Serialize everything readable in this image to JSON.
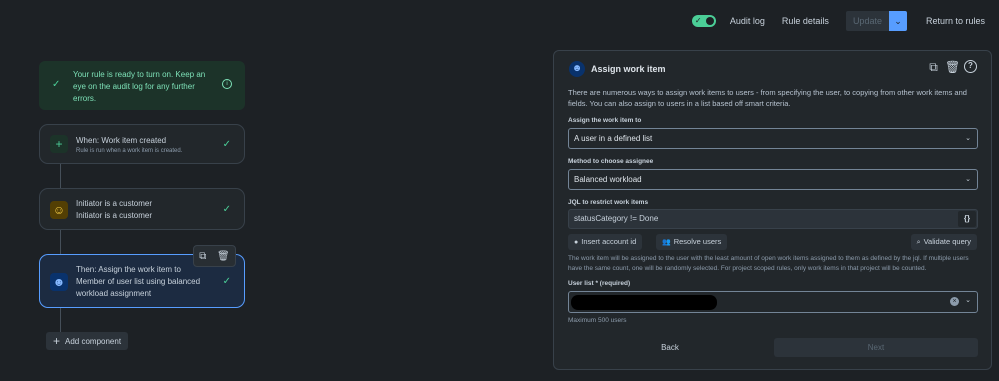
{
  "topbar": {
    "audit_log": "Audit log",
    "rule_details": "Rule details",
    "update": "Update",
    "return": "Return to rules"
  },
  "banner": {
    "text": "Your rule is ready to turn on. Keep an eye on the audit log for any further errors."
  },
  "flow": {
    "trigger": {
      "title": "When: Work item created",
      "subtitle": "Rule is run when a work item is created."
    },
    "condition": {
      "line1": "Initiator is a customer",
      "line2": "Initiator is a customer"
    },
    "action": {
      "line1": "Then: Assign the work item to",
      "line2": "Member of user list using balanced",
      "line3": "workload assignment"
    },
    "add_component": "Add component"
  },
  "panel": {
    "title": "Assign work item",
    "description": "There are numerous ways to assign work items to users - from specifying the user, to copying from other work items and fields. You can also assign to users in a list based off smart criteria.",
    "assign_label": "Assign the work item to",
    "assign_value": "A user in a defined list",
    "method_label": "Method to choose assignee",
    "method_value": "Balanced workload",
    "jql_label": "JQL to restrict work items",
    "jql_value": "statusCategory != Done",
    "jql_icon": "{}",
    "insert_account": "Insert account id",
    "resolve_users": "Resolve users",
    "validate_query": "Validate query",
    "note": "The work item will be assigned to the user with the least amount of open work items assigned to them as defined by the jql. If multiple users have the same count, one will be randomly selected. For project scoped rules, only work items in that project will be counted.",
    "userlist_label": "User list * (required)",
    "max_users": "Maximum 500 users",
    "back": "Back",
    "next": "Next"
  },
  "colors": {
    "background": "#1d2125",
    "accent": "#579dff",
    "success": "#4bce97"
  }
}
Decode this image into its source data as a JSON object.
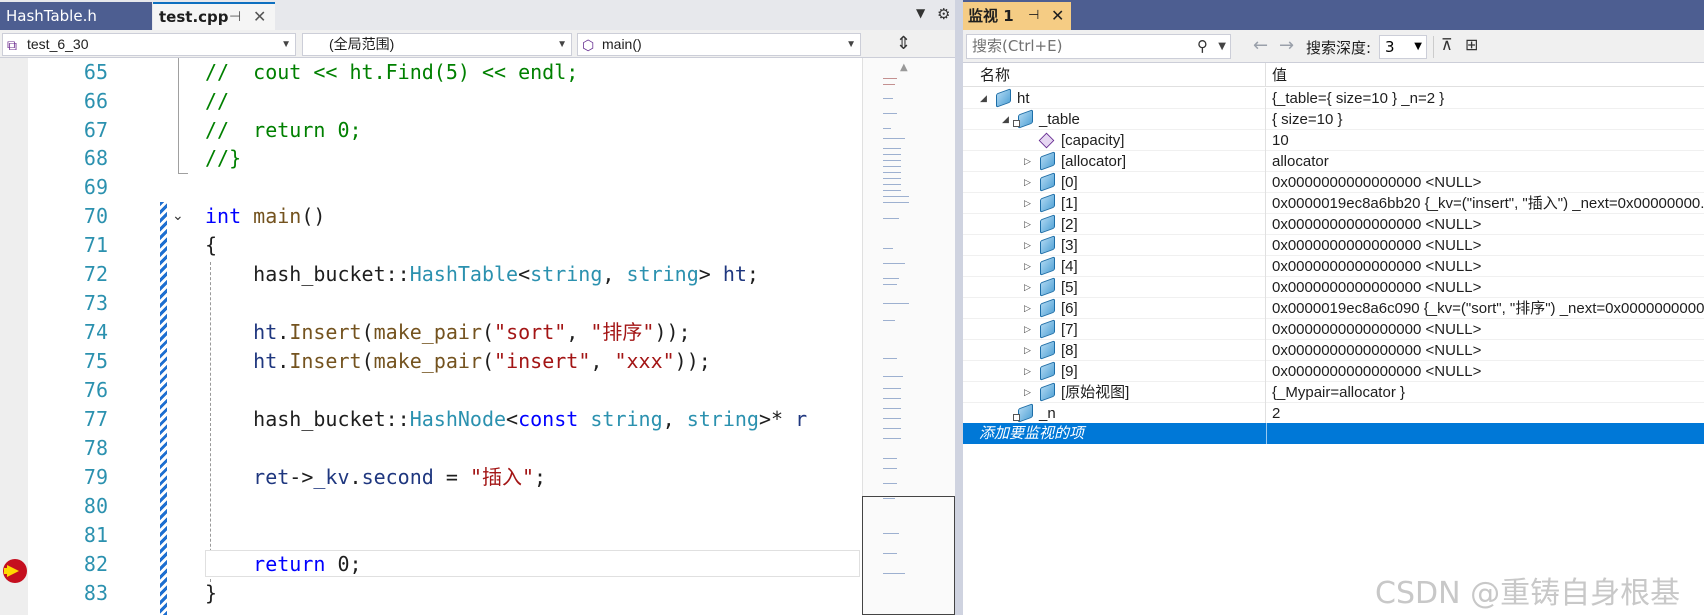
{
  "editor": {
    "tabs": [
      {
        "label": "HashTable.h"
      },
      {
        "label": "test.cpp"
      }
    ],
    "tab_pin_glyph": "⊣",
    "tab_close_glyph": "✕",
    "nav": {
      "project": "test_6_30",
      "scope": "(全局范围)",
      "function": "main()"
    },
    "line_numbers": [
      "65",
      "66",
      "67",
      "68",
      "69",
      "70",
      "71",
      "72",
      "73",
      "74",
      "75",
      "76",
      "77",
      "78",
      "79",
      "80",
      "81",
      "82",
      "83"
    ],
    "current_line": "82"
  },
  "watch": {
    "tab_label": "监视 1",
    "search_placeholder": "搜索(Ctrl+E)",
    "depth_label": "搜索深度:",
    "depth_value": "3",
    "columns": {
      "name": "名称",
      "value": "值"
    },
    "rows": [
      {
        "name": "ht",
        "value": "{_table={ size=10 } _n=2 }"
      },
      {
        "name": "_table",
        "value": "{ size=10 }"
      },
      {
        "name": "[capacity]",
        "value": "10"
      },
      {
        "name": "[allocator]",
        "value": "allocator"
      },
      {
        "name": "[0]",
        "value": "0x0000000000000000 <NULL>"
      },
      {
        "name": "[1]",
        "value": "0x0000019ec8a6bb20 {_kv=(\"insert\", \"插入\") _next=0x00000000..."
      },
      {
        "name": "[2]",
        "value": "0x0000000000000000 <NULL>"
      },
      {
        "name": "[3]",
        "value": "0x0000000000000000 <NULL>"
      },
      {
        "name": "[4]",
        "value": "0x0000000000000000 <NULL>"
      },
      {
        "name": "[5]",
        "value": "0x0000000000000000 <NULL>"
      },
      {
        "name": "[6]",
        "value": "0x0000019ec8a6c090 {_kv=(\"sort\", \"排序\") _next=0x0000000000..."
      },
      {
        "name": "[7]",
        "value": "0x0000000000000000 <NULL>"
      },
      {
        "name": "[8]",
        "value": "0x0000000000000000 <NULL>"
      },
      {
        "name": "[9]",
        "value": "0x0000000000000000 <NULL>"
      },
      {
        "name": "[原始视图]",
        "value": "{_Mypair=allocator }"
      },
      {
        "name": "_n",
        "value": "2"
      }
    ],
    "add_watch_label": "添加要监视的项"
  },
  "watermark": "CSDN @重铸自身根基",
  "colors": {
    "accent_blue": "#0078d7",
    "tab_active_yellow": "#f5cc84",
    "tab_bar_navy": "#4d5e91",
    "keyword": "#0000ff",
    "comment": "#008000",
    "type": "#2b91af",
    "string": "#a31515"
  }
}
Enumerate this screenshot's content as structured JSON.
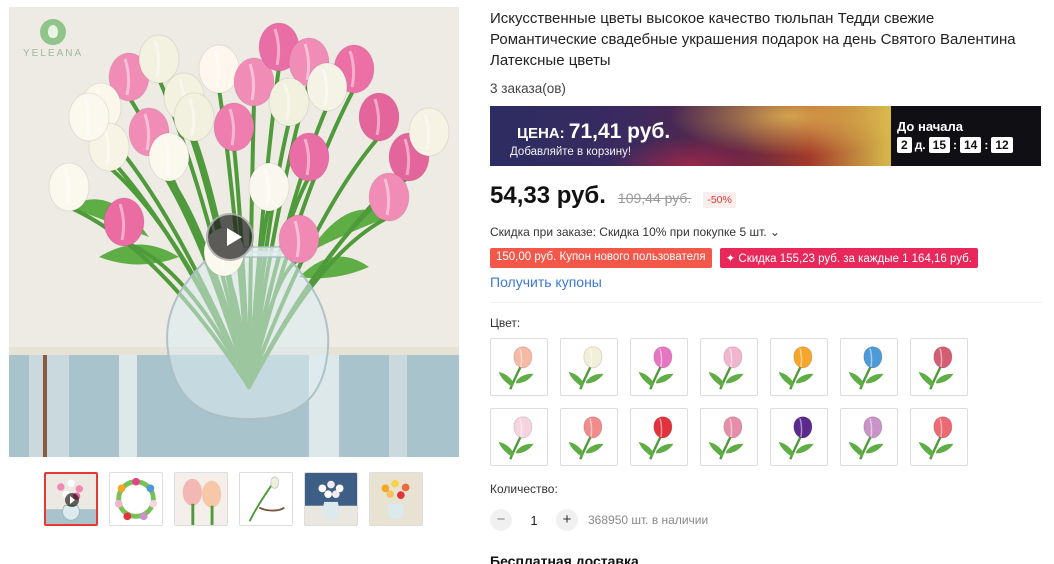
{
  "brand": {
    "logo_text": "YELEANA"
  },
  "product": {
    "title": "Искусственные цветы высокое качество тюльпан Тедди свежие Романтические свадебные украшения подарок на день Святого Валентина Латексные цветы",
    "orders": "3 заказа(ов)"
  },
  "banner": {
    "price_prefix": "ЦЕНА:",
    "price_value": "71,41 руб.",
    "subtitle": "Добавляйте в корзину!",
    "countdown_title": "До начала",
    "days": "2",
    "days_label": "д.",
    "hours": "15",
    "minutes": "14",
    "seconds": "12",
    "colors": {
      "countdown_bg": "#0f0f14"
    }
  },
  "pricing": {
    "current": "54,33 руб.",
    "old": "109,44 руб.",
    "discount": "-50%",
    "order_discount": "Скидка при заказе: Скидка 10% при покупке 5 шт. ⌄",
    "coupon_new_user": "150,00 руб. Купон нового пользователя",
    "coupon_every": "✦ Скидка 155,23 руб. за каждые 1 164,16 руб.",
    "get_coupons": "Получить купоны"
  },
  "options": {
    "color_label": "Цвет:",
    "colors": [
      {
        "name": "peach-tulip",
        "petal": "#f6b9a6"
      },
      {
        "name": "white-tulip",
        "petal": "#f1efd8"
      },
      {
        "name": "pink-purple-tulip",
        "petal": "#e776c2"
      },
      {
        "name": "light-pink-tulip",
        "petal": "#f1b5cf"
      },
      {
        "name": "yellow-orange-tulip",
        "petal": "#f6a62a"
      },
      {
        "name": "blue-tulip",
        "petal": "#4d9ad8"
      },
      {
        "name": "dark-pink-tulip",
        "petal": "#d35e73"
      },
      {
        "name": "pale-pink-tulip",
        "petal": "#f5d4e0"
      },
      {
        "name": "salmon-tulip",
        "petal": "#f08c8c"
      },
      {
        "name": "red-tulip",
        "petal": "#e2333c"
      },
      {
        "name": "rose-tulip",
        "petal": "#e68ea9"
      },
      {
        "name": "purple-tulip",
        "petal": "#5a2a8c"
      },
      {
        "name": "lilac-tulip",
        "petal": "#c994c8"
      },
      {
        "name": "coral-tulip",
        "petal": "#ec6a74"
      }
    ],
    "quantity_label": "Количество:",
    "quantity_value": "1",
    "minus": "−",
    "plus": "+",
    "stock": "368950 шт. в наличии"
  },
  "shipping": {
    "label": "Бесплатная доставка"
  },
  "colors": {
    "accent_red": "#e53935",
    "link_blue": "#3a79d6"
  }
}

·····

Exercise brief:
Repeat the data in full and exactly. Omit pictures.

Result:
Serialize everything readable in this image to JSON.
{
  "topbar": {
    "audit_log": "Audit log",
    "rule_details": "Rule details",
    "update": "Update",
    "return": "Return to rules"
  },
  "banner": {
    "text": "Your rule is ready to turn on. Keep an eye on the audit log for any further errors."
  },
  "flow": {
    "trigger": {
      "title": "When: Work item created",
      "subtitle": "Rule is run when a work item is created."
    },
    "condition": {
      "line1": "Initiator is a customer",
      "line2": "Initiator is a customer"
    },
    "action": {
      "line1": "Then: Assign the work item to",
      "line2": "Member of user list using balanced",
      "line3": "workload assignment"
    },
    "add_component": "Add component"
  },
  "panel": {
    "title": "Assign work item",
    "description": "There are numerous ways to assign work items to users - from specifying the user, to copying from other work items and fields. You can also assign to users in a list based off smart criteria.",
    "assign_label": "Assign the work item to",
    "assign_value": "A user in a defined list",
    "method_label": "Method to choose assignee",
    "method_value": "Balanced workload",
    "jql_label": "JQL to restrict work items",
    "jql_value": "statusCategory != Done",
    "jql_icon": "{}",
    "insert_account": "Insert account id",
    "resolve_users": "Resolve users",
    "validate_query": "Validate query",
    "note": "The work item will be assigned to the user with the least amount of open work items assigned to them as defined by the jql. If multiple users have the same count, one will be randomly selected. For project scoped rules, only work items in that project will be counted.",
    "userlist_label": "User list * (required)",
    "max_users": "Maximum 500 users",
    "back": "Back",
    "next": "Next"
  },
  "colors": {
    "background": "#1d2125",
    "accent": "#579dff",
    "success": "#4bce97"
  }
}
Decode this image into its source data as a JSON object.
{
  "editor": {
    "tabs": [
      {
        "label": "HashTable.h"
      },
      {
        "label": "test.cpp"
      }
    ],
    "tab_pin_glyph": "⊣",
    "tab_close_glyph": "✕",
    "nav": {
      "project": "test_6_30",
      "scope": "(全局范围)",
      "function": "main()"
    },
    "line_numbers": [
      "65",
      "66",
      "67",
      "68",
      "69",
      "70",
      "71",
      "72",
      "73",
      "74",
      "75",
      "76",
      "77",
      "78",
      "79",
      "80",
      "81",
      "82",
      "83"
    ],
    "current_line": "82"
  },
  "watch": {
    "tab_label": "监视 1",
    "search_placeholder": "搜索(Ctrl+E)",
    "depth_label": "搜索深度:",
    "depth_value": "3",
    "columns": {
      "name": "名称",
      "value": "值"
    },
    "rows": [
      {
        "name": "ht",
        "value": "{_table={ size=10 } _n=2 }"
      },
      {
        "name": "_table",
        "value": "{ size=10 }"
      },
      {
        "name": "[capacity]",
        "value": "10"
      },
      {
        "name": "[allocator]",
        "value": "allocator"
      },
      {
        "name": "[0]",
        "value": "0x0000000000000000 <NULL>"
      },
      {
        "name": "[1]",
        "value": "0x0000019ec8a6bb20 {_kv=(\"insert\", \"插入\") _next=0x00000000..."
      },
      {
        "name": "[2]",
        "value": "0x0000000000000000 <NULL>"
      },
      {
        "name": "[3]",
        "value": "0x0000000000000000 <NULL>"
      },
      {
        "name": "[4]",
        "value": "0x0000000000000000 <NULL>"
      },
      {
        "name": "[5]",
        "value": "0x0000000000000000 <NULL>"
      },
      {
        "name": "[6]",
        "value": "0x0000019ec8a6c090 {_kv=(\"sort\", \"排序\") _next=0x0000000000..."
      },
      {
        "name": "[7]",
        "value": "0x0000000000000000 <NULL>"
      },
      {
        "name": "[8]",
        "value": "0x0000000000000000 <NULL>"
      },
      {
        "name": "[9]",
        "value": "0x0000000000000000 <NULL>"
      },
      {
        "name": "[原始视图]",
        "value": "{_Mypair=allocator }"
      },
      {
        "name": "_n",
        "value": "2"
      }
    ],
    "add_watch_label": "添加要监视的项"
  },
  "watermark": "CSDN @重铸自身根基",
  "colors": {
    "accent_blue": "#0078d7",
    "tab_active_yellow": "#f5cc84",
    "tab_bar_navy": "#4d5e91",
    "keyword": "#0000ff",
    "comment": "#008000",
    "type": "#2b91af",
    "string": "#a31515"
  }
}
Enumerate this screenshot's content as structured JSON.
{
  "brand": {
    "logo_text": "YELEANA"
  },
  "product": {
    "title": "Искусственные цветы высокое качество тюльпан Тедди свежие Романтические свадебные украшения подарок на день Святого Валентина Латексные цветы",
    "orders": "3 заказа(ов)"
  },
  "banner": {
    "price_prefix": "ЦЕНА:",
    "price_value": "71,41 руб.",
    "subtitle": "Добавляйте в корзину!",
    "countdown_title": "До начала",
    "days": "2",
    "days_label": "д.",
    "hours": "15",
    "minutes": "14",
    "seconds": "12",
    "colors": {
      "countdown_bg": "#0f0f14"
    }
  },
  "pricing": {
    "current": "54,33 руб.",
    "old": "109,44 руб.",
    "discount": "-50%",
    "order_discount": "Скидка при заказе: Скидка 10% при покупке 5 шт. ⌄",
    "coupon_new_user": "150,00 руб. Купон нового пользователя",
    "coupon_every": "✦ Скидка 155,23 руб. за каждые 1 164,16 руб.",
    "get_coupons": "Получить купоны"
  },
  "options": {
    "color_label": "Цвет:",
    "colors": [
      {
        "name": "peach-tulip",
        "petal": "#f6b9a6"
      },
      {
        "name": "white-tulip",
        "petal": "#f1efd8"
      },
      {
        "name": "pink-purple-tulip",
        "petal": "#e776c2"
      },
      {
        "name": "light-pink-tulip",
        "petal": "#f1b5cf"
      },
      {
        "name": "yellow-orange-tulip",
        "petal": "#f6a62a"
      },
      {
        "name": "blue-tulip",
        "petal": "#4d9ad8"
      },
      {
        "name": "dark-pink-tulip",
        "petal": "#d35e73"
      },
      {
        "name": "pale-pink-tulip",
        "petal": "#f5d4e0"
      },
      {
        "name": "salmon-tulip",
        "petal": "#f08c8c"
      },
      {
        "name": "red-tulip",
        "petal": "#e2333c"
      },
      {
        "name": "rose-tulip",
        "petal": "#e68ea9"
      },
      {
        "name": "purple-tulip",
        "petal": "#5a2a8c"
      },
      {
        "name": "lilac-tulip",
        "petal": "#c994c8"
      },
      {
        "name": "coral-tulip",
        "petal": "#ec6a74"
      }
    ],
    "quantity_label": "Количество:",
    "quantity_value": "1",
    "minus": "−",
    "plus": "+",
    "stock": "368950 шт. в наличии"
  },
  "shipping": {
    "label": "Бесплатная доставка"
  },
  "colors": {
    "accent_red": "#e53935",
    "link_blue": "#3a79d6"
  }
}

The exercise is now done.